(Records that describe figures)
☆ ☆ ☆ ☆ ☆ ☆ ☆
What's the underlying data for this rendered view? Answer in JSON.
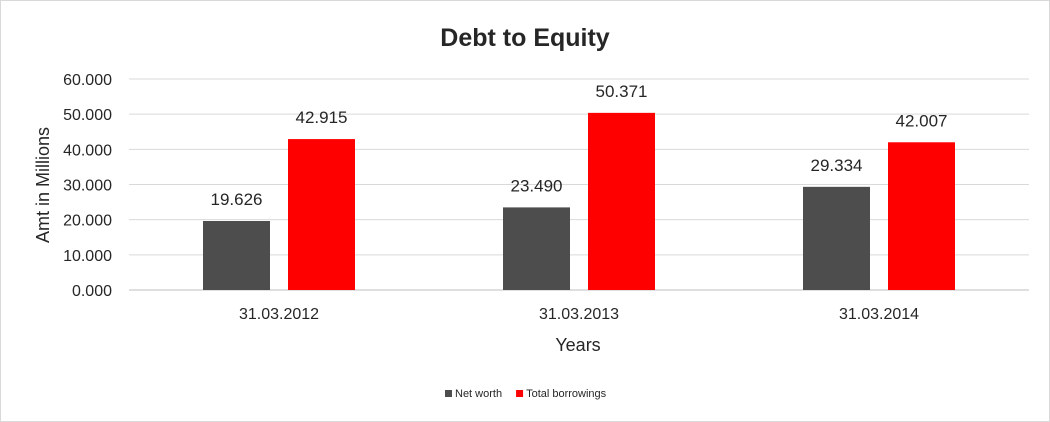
{
  "chart_data": {
    "type": "bar",
    "title": "Debt to Equity",
    "xlabel": "Years",
    "ylabel": "Amt in Millions",
    "categories": [
      "31.03.2012",
      "31.03.2013",
      "31.03.2014"
    ],
    "series": [
      {
        "name": "Net worth",
        "values": [
          19.626,
          23.49,
          29.334
        ],
        "labels": [
          "19.626",
          "23.490",
          "29.334"
        ],
        "color": "#4d4d4d"
      },
      {
        "name": "Total borrowings",
        "values": [
          42.915,
          50.371,
          42.007
        ],
        "labels": [
          "42.915",
          "50.371",
          "42.007"
        ],
        "color": "#ff0000"
      }
    ],
    "ylim": [
      0,
      60
    ],
    "yticks": [
      "0.000",
      "10.000",
      "20.000",
      "30.000",
      "40.000",
      "50.000",
      "60.000"
    ],
    "grid": true,
    "legend_position": "bottom"
  }
}
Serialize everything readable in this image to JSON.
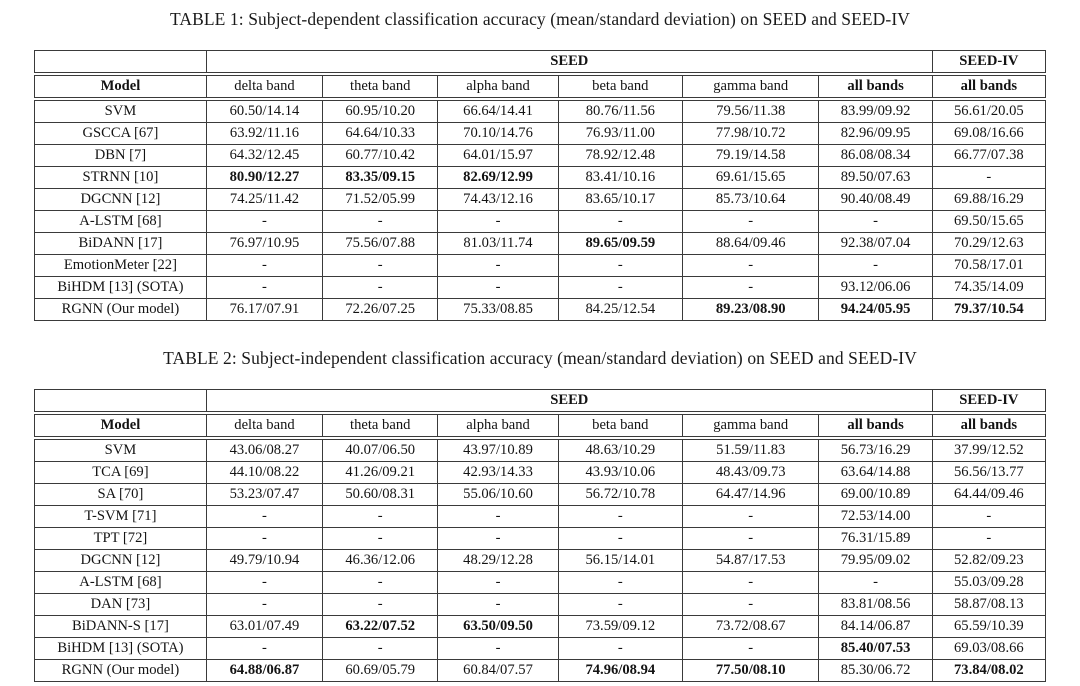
☆ ☆ ☆ ☆ ☆ ☆ ☆
WHAT THIS TASK INVOLVES: Leave the pictures out and print the records above exactly as they stand.

FINAL ANSWER:
What's the underlying data for this rendered view? Answer in JSON.
{
  "chart_data": {
    "type": "bar",
    "title": "Debt to Equity",
    "xlabel": "Years",
    "ylabel": "Amt in Millions",
    "categories": [
      "31.03.2012",
      "31.03.2013",
      "31.03.2014"
    ],
    "series": [
      {
        "name": "Net worth",
        "values": [
          19.626,
          23.49,
          29.334
        ],
        "labels": [
          "19.626",
          "23.490",
          "29.334"
        ],
        "color": "#4d4d4d"
      },
      {
        "name": "Total borrowings",
        "values": [
          42.915,
          50.371,
          42.007
        ],
        "labels": [
          "42.915",
          "50.371",
          "42.007"
        ],
        "color": "#ff0000"
      }
    ],
    "ylim": [
      0,
      60
    ],
    "yticks": [
      "0.000",
      "10.000",
      "20.000",
      "30.000",
      "40.000",
      "50.000",
      "60.000"
    ],
    "grid": true,
    "legend_position": "bottom"
  }
}
Serialize everything readable in this image to JSON.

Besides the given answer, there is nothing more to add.